* [Exercise goal] Reproduce every entry below precisely. Pictures are excluded from the copy.

···

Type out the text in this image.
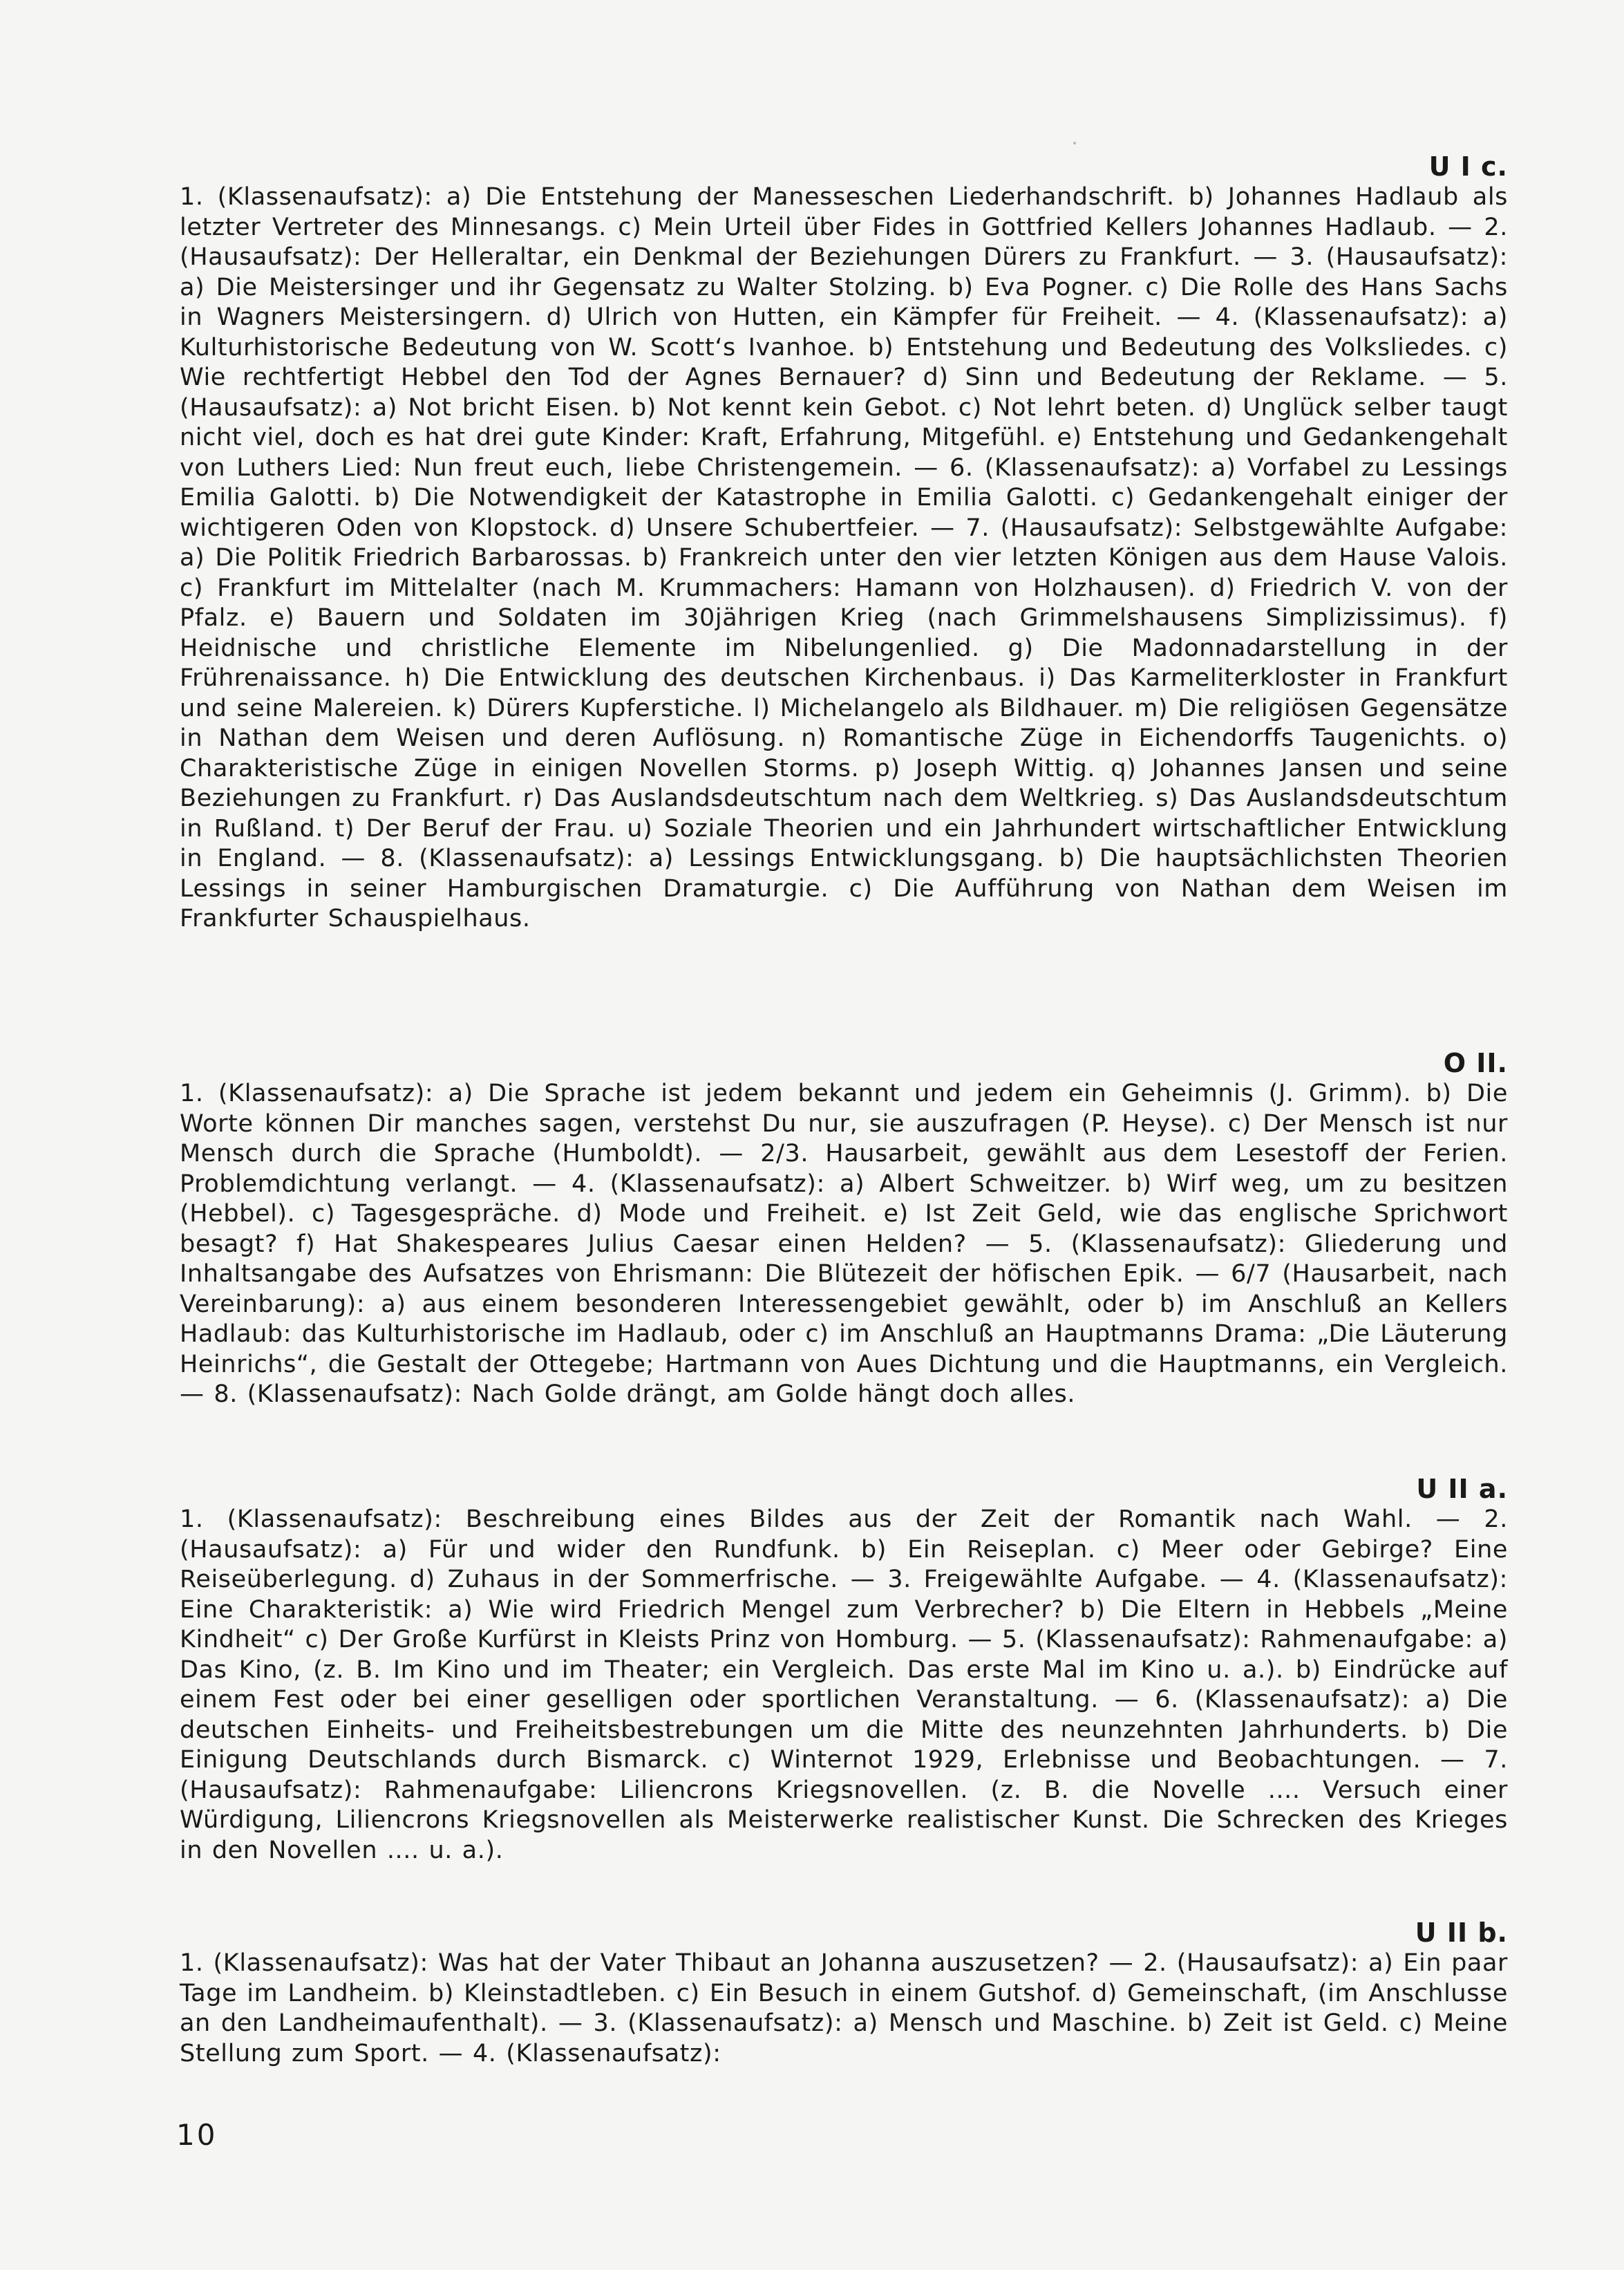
U I c.

1. (Klassenaufsatz): a) Die Entstehung der Manesseschen Liederhandschrift. b) Johannes Hadlaub als letzter Vertreter des Minnesangs. c) Mein Urteil über Fides in Gottfried Kellers Johannes Hadlaub. — 2. (Hausaufsatz): Der Helleraltar, ein Denkmal der Beziehungen Dürers zu Frankfurt. — 3. (Hausaufsatz): a) Die Meistersinger und ihr Gegensatz zu Walter Stolzing. b) Eva Pogner. c) Die Rolle des Hans Sachs in Wagners Meistersingern. d) Ulrich von Hutten, ein Kämpfer für Freiheit. — 4. (Klassenaufsatz): a) Kulturhistorische Bedeutung von W. Scott‘s Ivanhoe. b) Entstehung und Bedeutung des Volksliedes. c) Wie rechtfertigt Hebbel den Tod der Agnes Bernauer? d) Sinn und Bedeutung der Reklame. — 5. (Hausaufsatz): a) Not bricht Eisen. b) Not kennt kein Gebot. c) Not lehrt beten. d) Unglück selber taugt nicht viel, doch es hat drei gute Kinder: Kraft, Erfahrung, Mitgefühl. e) Entstehung und Gedankengehalt von Luthers Lied: Nun freut euch, liebe Christengemein. — 6. (Klassenaufsatz): a) Vorfabel zu Lessings Emilia Galotti. b) Die Notwendigkeit der Katastrophe in Emilia Galotti. c) Gedankengehalt einiger der wichtigeren Oden von Klopstock. d) Unsere Schubertfeier. — 7. (Hausaufsatz): Selbstgewählte Aufgabe: a) Die Politik Friedrich Barbarossas. b) Frankreich unter den vier letzten Königen aus dem Hause Valois. c) Frankfurt im Mittelalter (nach M. Krummachers: Hamann von Holzhausen). d) Friedrich V. von der Pfalz. e) Bauern und Soldaten im 30jährigen Krieg (nach Grimmelshausens Simplizissimus). f) Heidnische und christliche Elemente im Nibelungenlied. g) Die Madonnadarstellung in der Frührenaissance. h) Die Entwicklung des deutschen Kirchenbaus. i) Das Karmeliterkloster in Frankfurt und seine Malereien. k) Dürers Kupferstiche. l) Michelangelo als Bildhauer. m) Die religiösen Gegensätze in Nathan dem Weisen und deren Auflösung. n) Romantische Züge in Eichendorffs Taugenichts. o) Charakteristische Züge in einigen Novellen Storms. p) Joseph Wittig. q) Johannes Jansen und seine Beziehungen zu Frankfurt. r) Das Auslandsdeutschtum nach dem Weltkrieg. s) Das Auslandsdeutschtum in Rußland. t) Der Beruf der Frau. u) Soziale Theorien und ein Jahrhundert wirtschaftlicher Entwicklung in England. — 8. (Klassenaufsatz): a) Lessings Entwicklungsgang. b) Die hauptsächlichsten Theorien Lessings in seiner Hamburgischen Dramaturgie. c) Die Aufführung von Nathan dem Weisen im Frankfurter Schauspielhaus.

O II.

1. (Klassenaufsatz): a) Die Sprache ist jedem bekannt und jedem ein Geheimnis (J. Grimm). b) Die Worte können Dir manches sagen, verstehst Du nur, sie auszufragen (P. Heyse). c) Der Mensch ist nur Mensch durch die Sprache (Humboldt). — 2/3. Hausarbeit, gewählt aus dem Lesestoff der Ferien. Problemdichtung verlangt. — 4. (Klassenaufsatz): a) Albert Schweitzer. b) Wirf weg, um zu besitzen (Hebbel). c) Tagesgespräche. d) Mode und Freiheit. e) Ist Zeit Geld, wie das englische Sprichwort besagt? f) Hat Shakespeares Julius Caesar einen Helden? — 5. (Klassenaufsatz): Gliederung und Inhaltsangabe des Aufsatzes von Ehrismann: Die Blütezeit der höfischen Epik. — 6/7 (Hausarbeit, nach Vereinbarung): a) aus einem besonderen Interessengebiet gewählt, oder b) im Anschluß an Kellers Hadlaub: das Kulturhistorische im Hadlaub, oder c) im Anschluß an Hauptmanns Drama: „Die Läuterung Heinrichs“, die Gestalt der Ottegebe; Hartmann von Aues Dichtung und die Hauptmanns, ein Vergleich. — 8. (Klassenaufsatz): Nach Golde drängt, am Golde hängt doch alles.

U II a.

1. (Klassenaufsatz): Beschreibung eines Bildes aus der Zeit der Romantik nach Wahl. — 2. (Hausaufsatz): a) Für und wider den Rundfunk. b) Ein Reiseplan. c) Meer oder Gebirge? Eine Reiseüberlegung. d) Zuhaus in der Sommerfrische. — 3. Freigewählte Aufgabe. — 4. (Klassenaufsatz): Eine Charakteristik: a) Wie wird Friedrich Mengel zum Verbrecher? b) Die Eltern in Hebbels „Meine Kindheit“ c) Der Große Kurfürst in Kleists Prinz von Homburg. — 5. (Klassenaufsatz): Rahmenaufgabe: a) Das Kino, (z. B. Im Kino und im Theater; ein Vergleich. Das erste Mal im Kino u. a.). b) Eindrücke auf einem Fest oder bei einer geselligen oder sportlichen Veranstaltung. — 6. (Klassenaufsatz): a) Die deutschen Einheits- und Freiheitsbestrebungen um die Mitte des neunzehnten Jahrhunderts. b) Die Einigung Deutschlands durch Bismarck. c) Winternot 1929, Erlebnisse und Beobachtungen. — 7. (Hausaufsatz): Rahmenaufgabe: Liliencrons Kriegsnovellen. (z. B. die Novelle .... Versuch einer Würdigung, Liliencrons Kriegsnovellen als Meisterwerke realistischer Kunst. Die Schrecken des Krieges in den Novellen .... u. a.).

U II b.

1. (Klassenaufsatz): Was hat der Vater Thibaut an Johanna auszusetzen? — 2. (Hausaufsatz): a) Ein paar Tage im Landheim. b) Kleinstadtleben. c) Ein Besuch in einem Gutshof. d) Gemeinschaft, (im Anschlusse an den Landheimaufenthalt). — 3. (Klassenaufsatz): a) Mensch und Maschine. b) Zeit ist Geld. c) Meine Stellung zum Sport. — 4. (Klassenaufsatz):

10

···

* [Response below]
Type out the text in this image.
U I c.

1. (Klassenaufsatz): a) Die Entstehung der Manesseschen Liederhandschrift. b) Johannes Hadlaub als letzter Vertreter des Minnesangs. c) Mein Urteil über Fides in Gottfried Kellers Johannes Hadlaub. — 2. (Hausaufsatz): Der Helleraltar, ein Denkmal der Beziehungen Dürers zu Frankfurt. — 3. (Hausaufsatz): a) Die Meistersinger und ihr Gegensatz zu Walter Stolzing. b) Eva Pogner. c) Die Rolle des Hans Sachs in Wagners Meistersingern. d) Ulrich von Hutten, ein Kämpfer für Freiheit. — 4. (Klassenaufsatz): a) Kulturhistorische Bedeutung von W. Scott‘s Ivanhoe. b) Entstehung und Bedeutung des Volksliedes. c) Wie rechtfertigt Hebbel den Tod der Agnes Bernauer? d) Sinn und Bedeutung der Reklame. — 5. (Hausaufsatz): a) Not bricht Eisen. b) Not kennt kein Gebot. c) Not lehrt beten. d) Unglück selber taugt nicht viel, doch es hat drei gute Kinder: Kraft, Erfahrung, Mitgefühl. e) Entstehung und Gedankengehalt von Luthers Lied: Nun freut euch, liebe Christengemein. — 6. (Klassenaufsatz): a) Vorfabel zu Lessings Emilia Galotti. b) Die Notwendigkeit der Katastrophe in Emilia Galotti. c) Gedankengehalt einiger der wichtigeren Oden von Klopstock. d) Unsere Schubertfeier. — 7. (Hausaufsatz): Selbstgewählte Aufgabe: a) Die Politik Friedrich Barbarossas. b) Frankreich unter den vier letzten Königen aus dem Hause Valois. c) Frankfurt im Mittelalter (nach M. Krummachers: Hamann von Holzhausen). d) Friedrich V. von der Pfalz. e) Bauern und Soldaten im 30jährigen Krieg (nach Grimmelshausens Simplizissimus). f) Heidnische und christliche Elemente im Nibelungenlied. g) Die Madonnadarstellung in der Frührenaissance. h) Die Entwicklung des deutschen Kirchenbaus. i) Das Karmeliterkloster in Frankfurt und seine Malereien. k) Dürers Kupferstiche. l) Michelangelo als Bildhauer. m) Die religiösen Gegensätze in Nathan dem Weisen und deren Auflösung. n) Romantische Züge in Eichendorffs Taugenichts. o) Charakteristische Züge in einigen Novellen Storms. p) Joseph Wittig. q) Johannes Jansen und seine Beziehungen zu Frankfurt. r) Das Auslandsdeutschtum nach dem Weltkrieg. s) Das Auslandsdeutschtum in Rußland. t) Der Beruf der Frau. u) Soziale Theorien und ein Jahrhundert wirtschaftlicher Entwicklung in England. — 8. (Klassenaufsatz): a) Lessings Entwicklungsgang. b) Die hauptsächlichsten Theorien Lessings in seiner Hamburgischen Dramaturgie. c) Die Aufführung von Nathan dem Weisen im Frankfurter Schauspielhaus.

O II.

1. (Klassenaufsatz): a) Die Sprache ist jedem bekannt und jedem ein Geheimnis (J. Grimm). b) Die Worte können Dir manches sagen, verstehst Du nur, sie auszufragen (P. Heyse). c) Der Mensch ist nur Mensch durch die Sprache (Humboldt). — 2/3. Hausarbeit, gewählt aus dem Lesestoff der Ferien. Problemdichtung verlangt. — 4. (Klassenaufsatz): a) Albert Schweitzer. b) Wirf weg, um zu besitzen (Hebbel). c) Tagesgespräche. d) Mode und Freiheit. e) Ist Zeit Geld, wie das englische Sprichwort besagt? f) Hat Shakespeares Julius Caesar einen Helden? — 5. (Klassenaufsatz): Gliederung und Inhaltsangabe des Aufsatzes von Ehrismann: Die Blütezeit der höfischen Epik. — 6/7 (Hausarbeit, nach Vereinbarung): a) aus einem besonderen Interessengebiet gewählt, oder b) im Anschluß an Kellers Hadlaub: das Kulturhistorische im Hadlaub, oder c) im Anschluß an Hauptmanns Drama: „Die Läuterung Heinrichs“, die Gestalt der Ottegebe; Hartmann von Aues Dichtung und die Hauptmanns, ein Vergleich. — 8. (Klassenaufsatz): Nach Golde drängt, am Golde hängt doch alles.

U II a.

1. (Klassenaufsatz): Beschreibung eines Bildes aus der Zeit der Romantik nach Wahl. — 2. (Hausaufsatz): a) Für und wider den Rundfunk. b) Ein Reiseplan. c) Meer oder Gebirge? Eine Reiseüberlegung. d) Zuhaus in der Sommerfrische. — 3. Freigewählte Aufgabe. — 4. (Klassenaufsatz): Eine Charakteristik: a) Wie wird Friedrich Mengel zum Verbrecher? b) Die Eltern in Hebbels „Meine Kindheit“ c) Der Große Kurfürst in Kleists Prinz von Homburg. — 5. (Klassenaufsatz): Rahmenaufgabe: a) Das Kino, (z. B. Im Kino und im Theater; ein Vergleich. Das erste Mal im Kino u. a.). b) Eindrücke auf einem Fest oder bei einer geselligen oder sportlichen Veranstaltung. — 6. (Klassenaufsatz): a) Die deutschen Einheits- und Freiheitsbestrebungen um die Mitte des neunzehnten Jahrhunderts. b) Die Einigung Deutschlands durch Bismarck. c) Winternot 1929, Erlebnisse und Beobachtungen. — 7. (Hausaufsatz): Rahmenaufgabe: Liliencrons Kriegsnovellen. (z. B. die Novelle .... Versuch einer Würdigung, Liliencrons Kriegsnovellen als Meisterwerke realistischer Kunst. Die Schrecken des Krieges in den Novellen .... u. a.).

U II b.

1. (Klassenaufsatz): Was hat der Vater Thibaut an Johanna auszusetzen? — 2. (Hausaufsatz): a) Ein paar Tage im Landheim. b) Kleinstadtleben. c) Ein Besuch in einem Gutshof. d) Gemeinschaft, (im Anschlusse an den Landheimaufenthalt). — 3. (Klassenaufsatz): a) Mensch und Maschine. b) Zeit ist Geld. c) Meine Stellung zum Sport. — 4. (Klassenaufsatz):

10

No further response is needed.